Required task » Quote the data below in full, minus the images.

(Stored data)
start

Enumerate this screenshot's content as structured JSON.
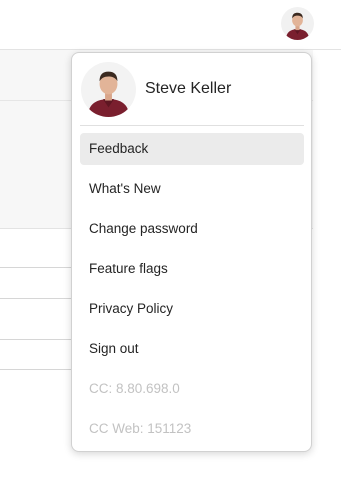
{
  "topbar": {
    "avatar_icon": "user-avatar-icon"
  },
  "menu": {
    "user_name": "Steve Keller",
    "items": [
      {
        "label": "Feedback"
      },
      {
        "label": "What's New"
      },
      {
        "label": "Change password"
      },
      {
        "label": "Feature flags"
      },
      {
        "label": "Privacy Policy"
      },
      {
        "label": "Sign out"
      }
    ],
    "versions": [
      {
        "label": "CC: 8.80.698.0"
      },
      {
        "label": "CC Web: 151123"
      }
    ],
    "highlight_color": "#ebebeb",
    "muted_text_color": "#c2c2c2"
  }
}
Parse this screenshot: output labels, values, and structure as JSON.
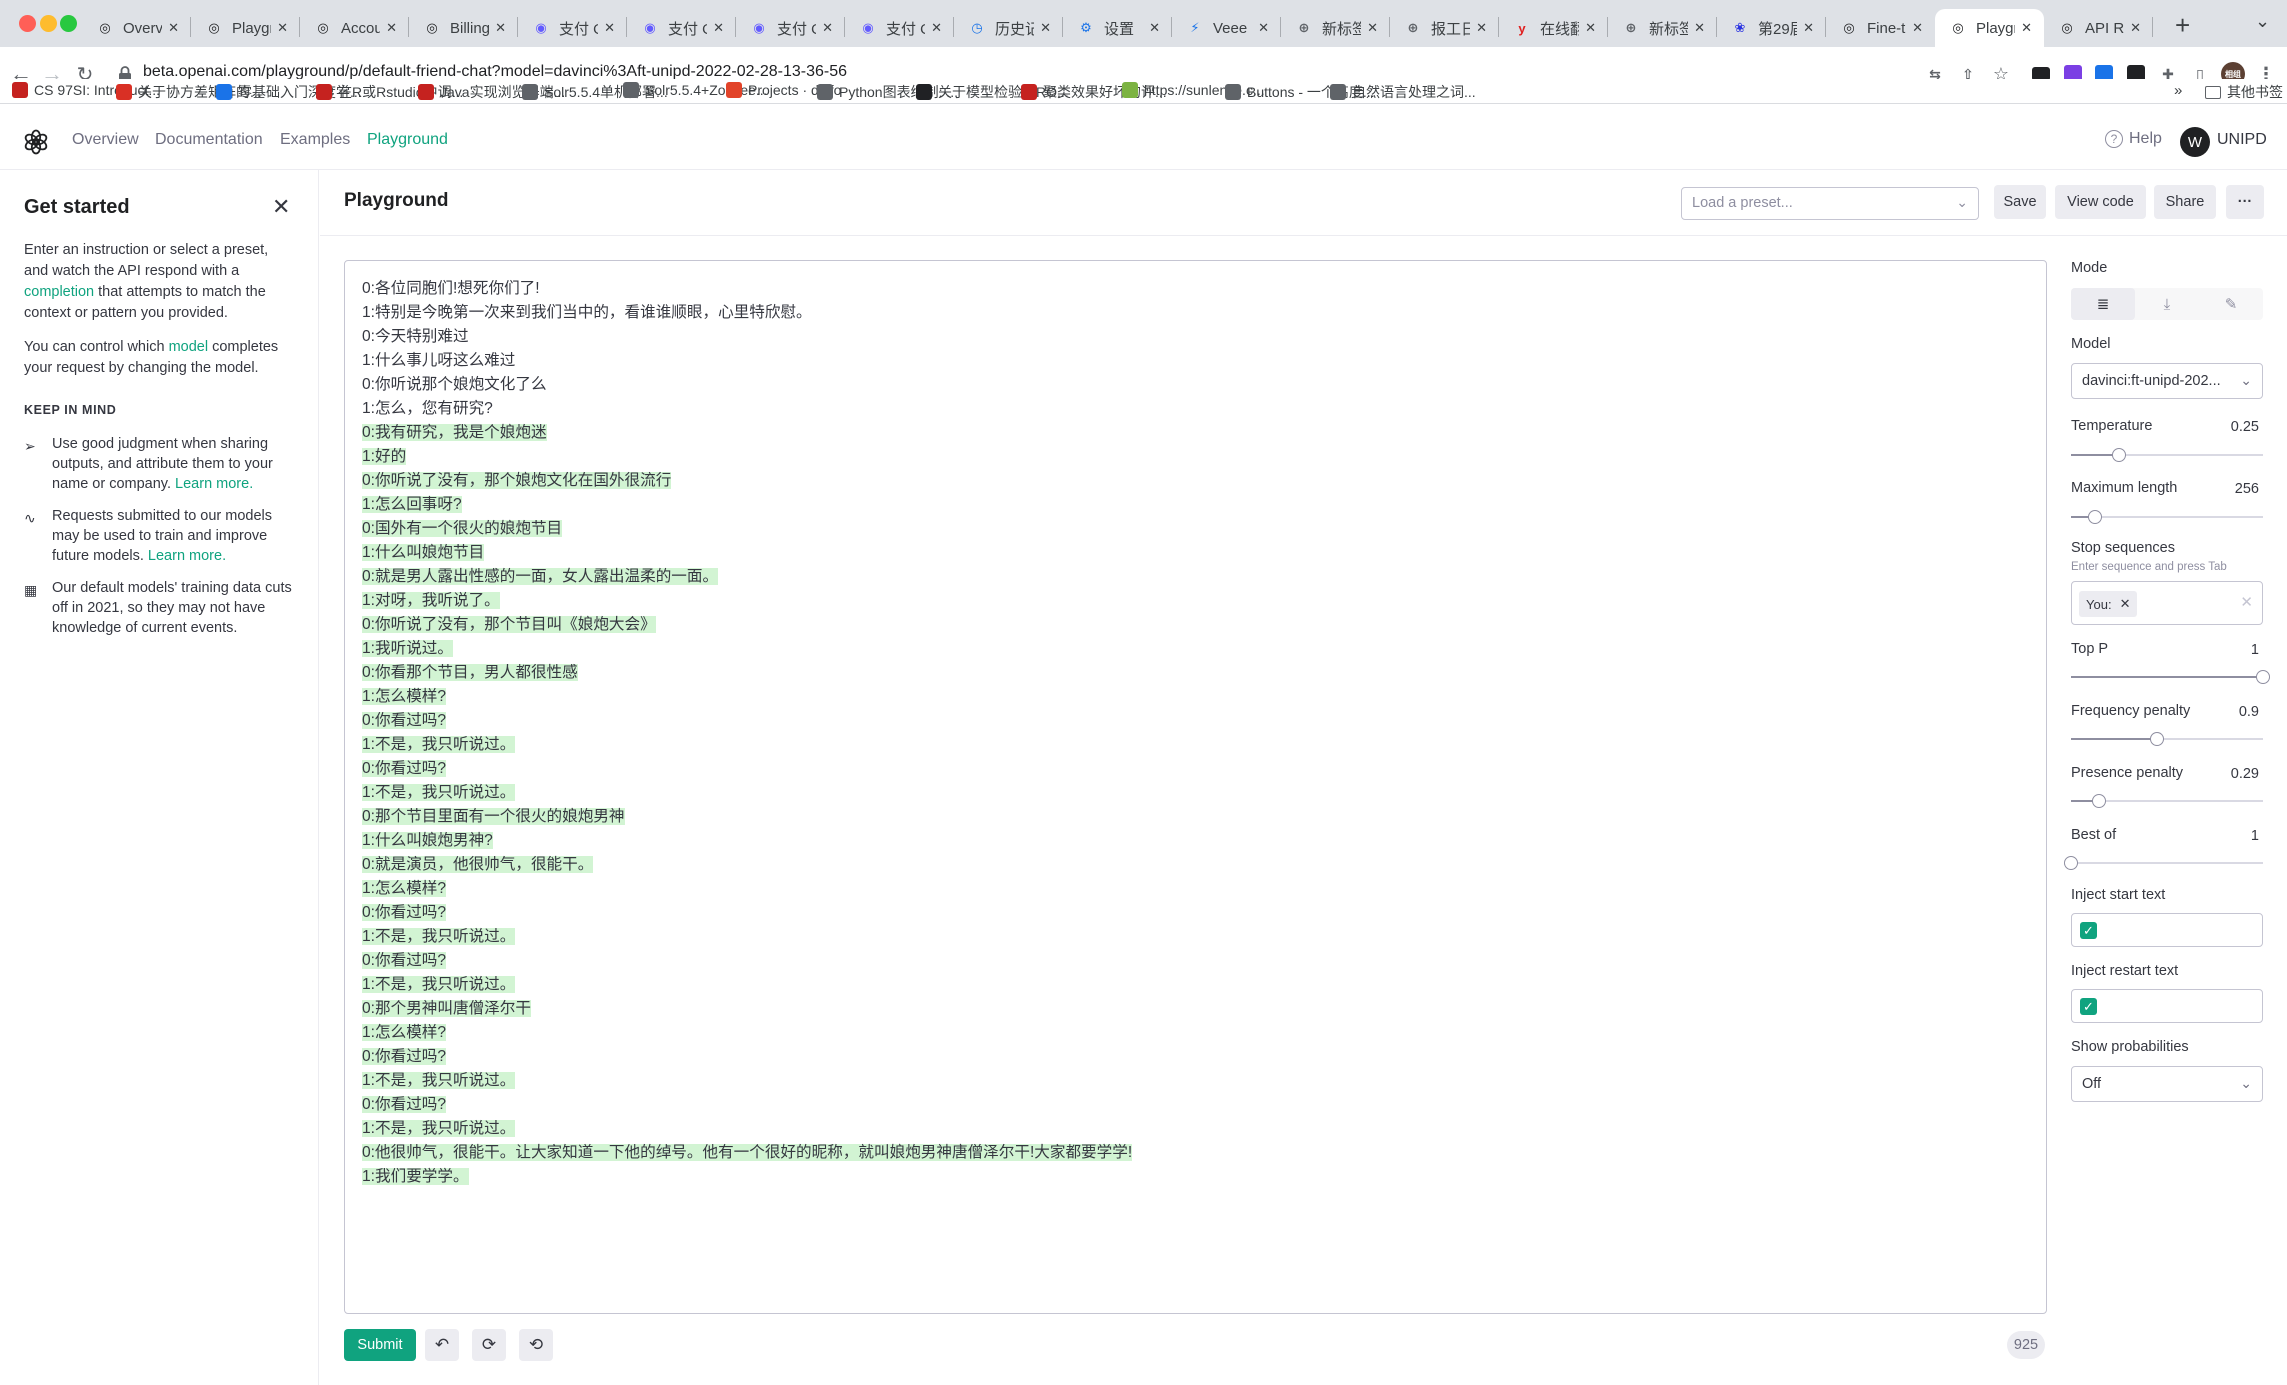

end

Response to the task »
Enumerate this screenshot's content as structured JSON.
{
  "topbar": {
    "avatar_icon": "user-avatar-icon"
  },
  "menu": {
    "user_name": "Steve Keller",
    "items": [
      {
        "label": "Feedback"
      },
      {
        "label": "What's New"
      },
      {
        "label": "Change password"
      },
      {
        "label": "Feature flags"
      },
      {
        "label": "Privacy Policy"
      },
      {
        "label": "Sign out"
      }
    ],
    "versions": [
      {
        "label": "CC: 8.80.698.0"
      },
      {
        "label": "CC Web: 151123"
      }
    ],
    "highlight_color": "#ebebeb",
    "muted_text_color": "#c2c2c2"
  }
}
Parse this screenshot: output labels, values, and structure as JSON.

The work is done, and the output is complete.